- [REQUIREMENTS]:
Set out every line of the records below as a numbered list, leaving out any blank lines.

- [MATERIAL PROVIDED]:
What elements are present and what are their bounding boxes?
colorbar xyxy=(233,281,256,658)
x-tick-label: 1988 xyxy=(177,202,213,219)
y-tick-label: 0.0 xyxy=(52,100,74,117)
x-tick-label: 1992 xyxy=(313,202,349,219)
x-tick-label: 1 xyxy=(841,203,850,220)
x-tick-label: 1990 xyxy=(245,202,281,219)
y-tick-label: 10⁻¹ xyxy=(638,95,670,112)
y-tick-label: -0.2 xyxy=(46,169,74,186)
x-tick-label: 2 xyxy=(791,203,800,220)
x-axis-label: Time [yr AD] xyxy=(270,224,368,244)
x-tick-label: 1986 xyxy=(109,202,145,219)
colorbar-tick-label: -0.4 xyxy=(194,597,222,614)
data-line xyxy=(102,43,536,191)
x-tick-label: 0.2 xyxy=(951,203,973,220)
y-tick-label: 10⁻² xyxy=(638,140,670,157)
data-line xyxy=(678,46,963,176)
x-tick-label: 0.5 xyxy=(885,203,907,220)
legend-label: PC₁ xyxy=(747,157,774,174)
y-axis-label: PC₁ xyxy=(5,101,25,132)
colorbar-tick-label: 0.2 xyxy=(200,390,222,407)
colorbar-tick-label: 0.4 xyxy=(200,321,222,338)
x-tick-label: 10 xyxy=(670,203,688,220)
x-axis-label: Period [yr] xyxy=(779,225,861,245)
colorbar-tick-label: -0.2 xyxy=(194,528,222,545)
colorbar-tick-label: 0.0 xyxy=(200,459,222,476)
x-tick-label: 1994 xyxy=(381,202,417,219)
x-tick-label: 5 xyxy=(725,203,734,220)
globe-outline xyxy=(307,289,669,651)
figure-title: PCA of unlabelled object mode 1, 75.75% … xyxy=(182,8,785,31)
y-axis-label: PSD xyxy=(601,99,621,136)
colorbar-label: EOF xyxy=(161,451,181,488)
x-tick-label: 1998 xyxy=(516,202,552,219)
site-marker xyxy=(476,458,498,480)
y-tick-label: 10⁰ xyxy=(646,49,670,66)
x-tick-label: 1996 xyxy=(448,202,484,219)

- [EXERCISE ANSWER]:
1. What elements are present and what are their bounding boxes?
2. colorbar xyxy=(233,281,256,658)
3. x-tick-label: 1988 xyxy=(177,202,213,219)
4. y-tick-label: 0.0 xyxy=(52,100,74,117)
5. x-tick-label: 1992 xyxy=(313,202,349,219)
6. x-tick-label: 1 xyxy=(841,203,850,220)
7. x-tick-label: 1990 xyxy=(245,202,281,219)
8. y-tick-label: 10⁻¹ xyxy=(638,95,670,112)
9. y-tick-label: -0.2 xyxy=(46,169,74,186)
10. x-tick-label: 2 xyxy=(791,203,800,220)
11. x-axis-label: Time [yr AD] xyxy=(270,224,368,244)
12. x-tick-label: 1986 xyxy=(109,202,145,219)
13. colorbar-tick-label: -0.4 xyxy=(194,597,222,614)
14. data-line xyxy=(102,43,536,191)
15. x-tick-label: 0.2 xyxy=(951,203,973,220)
16. y-tick-label: 10⁻² xyxy=(638,140,670,157)
17. data-line xyxy=(678,46,963,176)
18. x-tick-label: 0.5 xyxy=(885,203,907,220)
19. legend-label: PC₁ xyxy=(747,157,774,174)
20. y-axis-label: PC₁ xyxy=(5,101,25,132)
21. colorbar-tick-label: 0.2 xyxy=(200,390,222,407)
22. colorbar-tick-label: 0.4 xyxy=(200,321,222,338)
23. x-tick-label: 10 xyxy=(670,203,688,220)
24. x-axis-label: Period [yr] xyxy=(779,225,861,245)
25. colorbar-tick-label: -0.2 xyxy=(194,528,222,545)
26. colorbar-tick-label: 0.0 xyxy=(200,459,222,476)
27. x-tick-label: 1994 xyxy=(381,202,417,219)
28. x-tick-label: 5 xyxy=(725,203,734,220)
29. globe-outline xyxy=(307,289,669,651)
30. figure-title: PCA of unlabelled object mode 1, 75.75% … xyxy=(182,8,785,31)
31. y-axis-label: PSD xyxy=(601,99,621,136)
32. colorbar-label: EOF xyxy=(161,451,181,488)
33. x-tick-label: 1998 xyxy=(516,202,552,219)
34. site-marker xyxy=(476,458,498,480)
35. y-tick-label: 10⁰ xyxy=(646,49,670,66)
36. x-tick-label: 1996 xyxy=(448,202,484,219)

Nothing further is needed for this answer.